** START **

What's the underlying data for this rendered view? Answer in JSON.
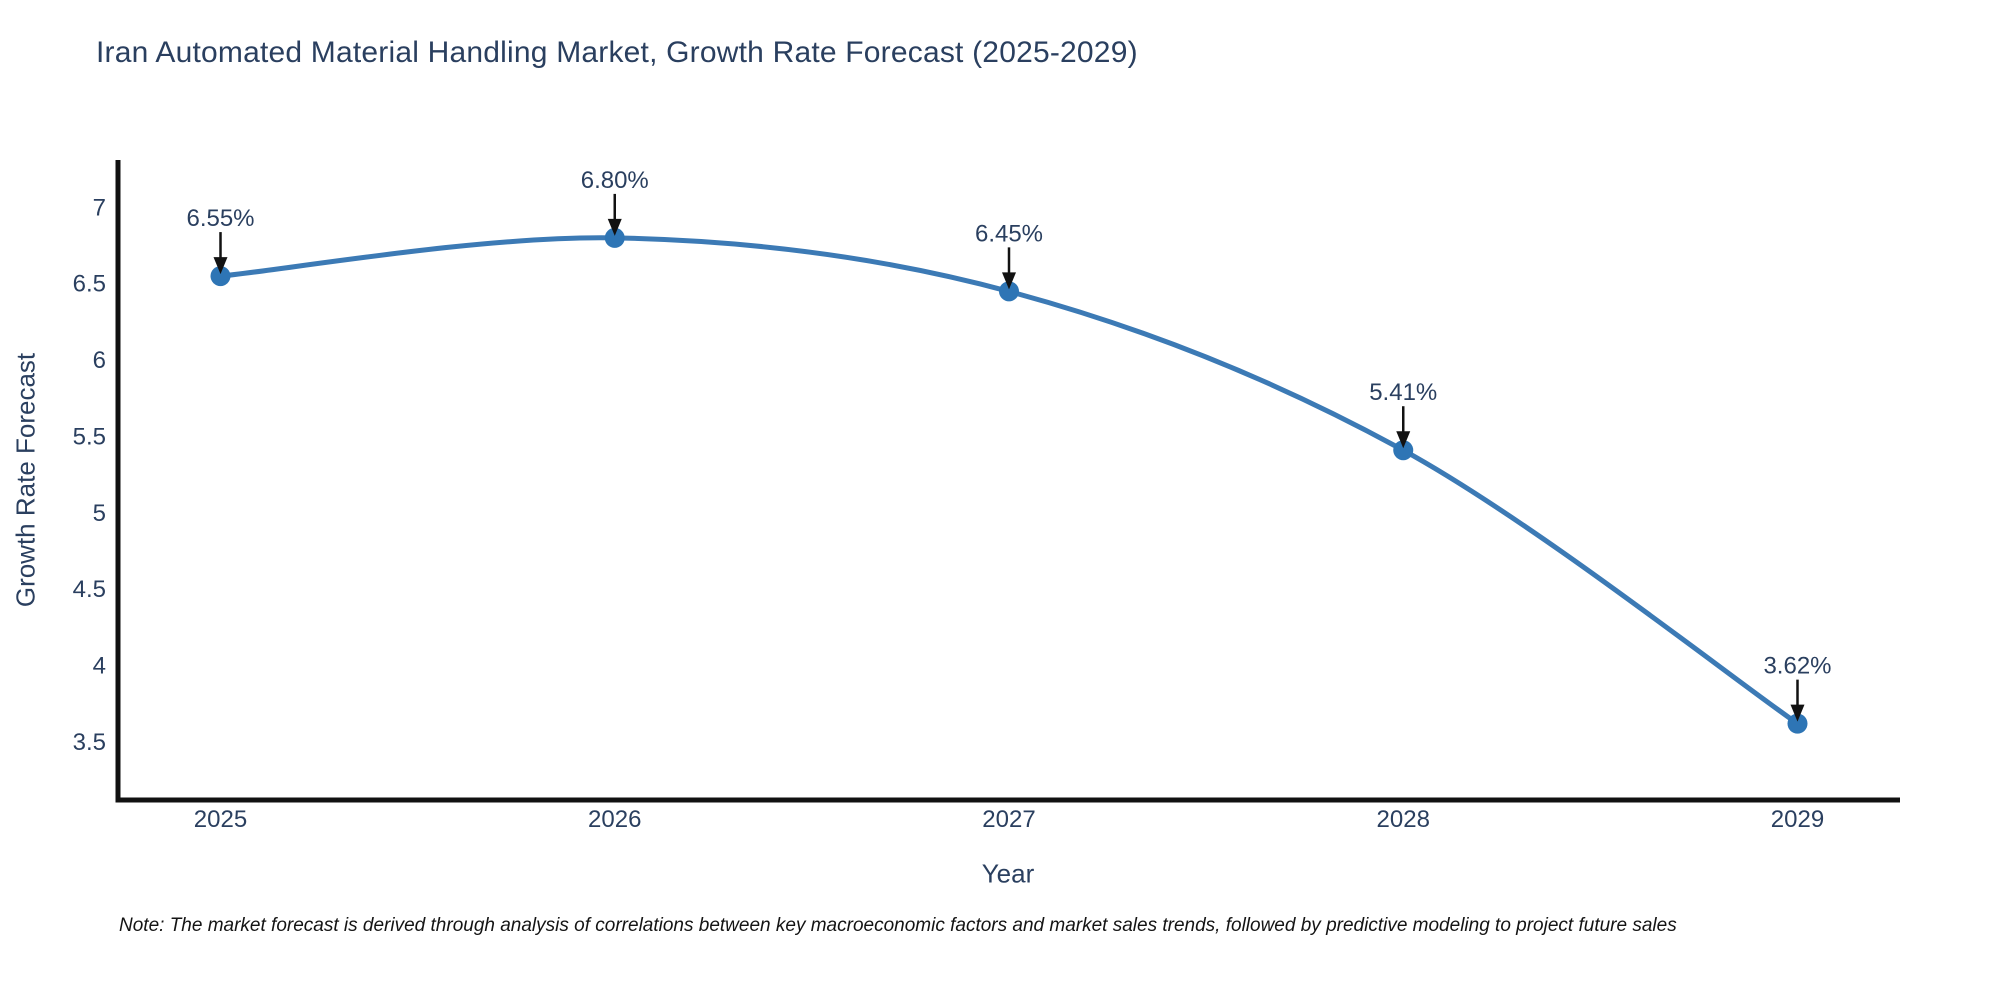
{
  "note": {
    "text": "Note: The market forecast is derived through analysis of correlations between key macroeconomic factors and market sales trends, followed by predictive modeling to project future sales"
  },
  "chart_data": {
    "type": "line",
    "title": "Iran Automated Material Handling Market, Growth Rate Forecast (2025-2029)",
    "xlabel": "Year",
    "ylabel": "Growth Rate Forecast",
    "x": [
      2025,
      2026,
      2027,
      2028,
      2029
    ],
    "values": [
      6.55,
      6.8,
      6.45,
      5.41,
      3.62
    ],
    "point_labels": [
      "6.55%",
      "6.80%",
      "6.45%",
      "5.41%",
      "3.62%"
    ],
    "x_tick_labels": [
      "2025",
      "2026",
      "2027",
      "2028",
      "2029"
    ],
    "y_ticks": [
      7,
      6.5,
      6,
      5.5,
      5,
      4.5,
      4,
      3.5
    ],
    "y_tick_labels": [
      "7",
      "6.5",
      "6",
      "5.5",
      "5",
      "4.5",
      "4",
      "3.5"
    ],
    "xlim": [
      2024.74,
      2029.26
    ],
    "ylim": [
      3.12,
      7.31
    ],
    "grid": false,
    "legend_position": "none",
    "line_shape": "spline",
    "colors": {
      "line": "#3c7ab5",
      "marker": "#2e75b5",
      "arrow": "#121212",
      "axis": "#111111",
      "text": "#2a3f5f",
      "note": "#141414",
      "background": "#ffffff"
    }
  }
}
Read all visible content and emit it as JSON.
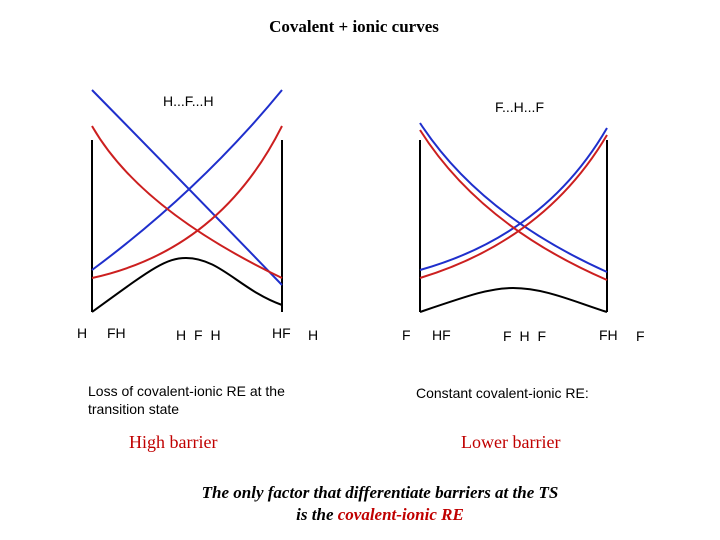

** END **

• _Task objective_
Repeat each record exactly as shown above, dropping all images.

• _Result below_
What's the underlying data for this rendered view? Answer in JSON.
{
  "note": {
    "text": "Note: The market forecast is derived through analysis of correlations between key macroeconomic factors and market sales trends, followed by predictive modeling to project future sales"
  },
  "chart_data": {
    "type": "line",
    "title": "Iran Automated Material Handling Market, Growth Rate Forecast (2025-2029)",
    "xlabel": "Year",
    "ylabel": "Growth Rate Forecast",
    "x": [
      2025,
      2026,
      2027,
      2028,
      2029
    ],
    "values": [
      6.55,
      6.8,
      6.45,
      5.41,
      3.62
    ],
    "point_labels": [
      "6.55%",
      "6.80%",
      "6.45%",
      "5.41%",
      "3.62%"
    ],
    "x_tick_labels": [
      "2025",
      "2026",
      "2027",
      "2028",
      "2029"
    ],
    "y_ticks": [
      7,
      6.5,
      6,
      5.5,
      5,
      4.5,
      4,
      3.5
    ],
    "y_tick_labels": [
      "7",
      "6.5",
      "6",
      "5.5",
      "5",
      "4.5",
      "4",
      "3.5"
    ],
    "xlim": [
      2024.74,
      2029.26
    ],
    "ylim": [
      3.12,
      7.31
    ],
    "grid": false,
    "legend_position": "none",
    "line_shape": "spline",
    "colors": {
      "line": "#3c7ab5",
      "marker": "#2e75b5",
      "arrow": "#121212",
      "axis": "#111111",
      "text": "#2a3f5f",
      "note": "#141414",
      "background": "#ffffff"
    }
  }
}
Read all visible content and emit it as JSON.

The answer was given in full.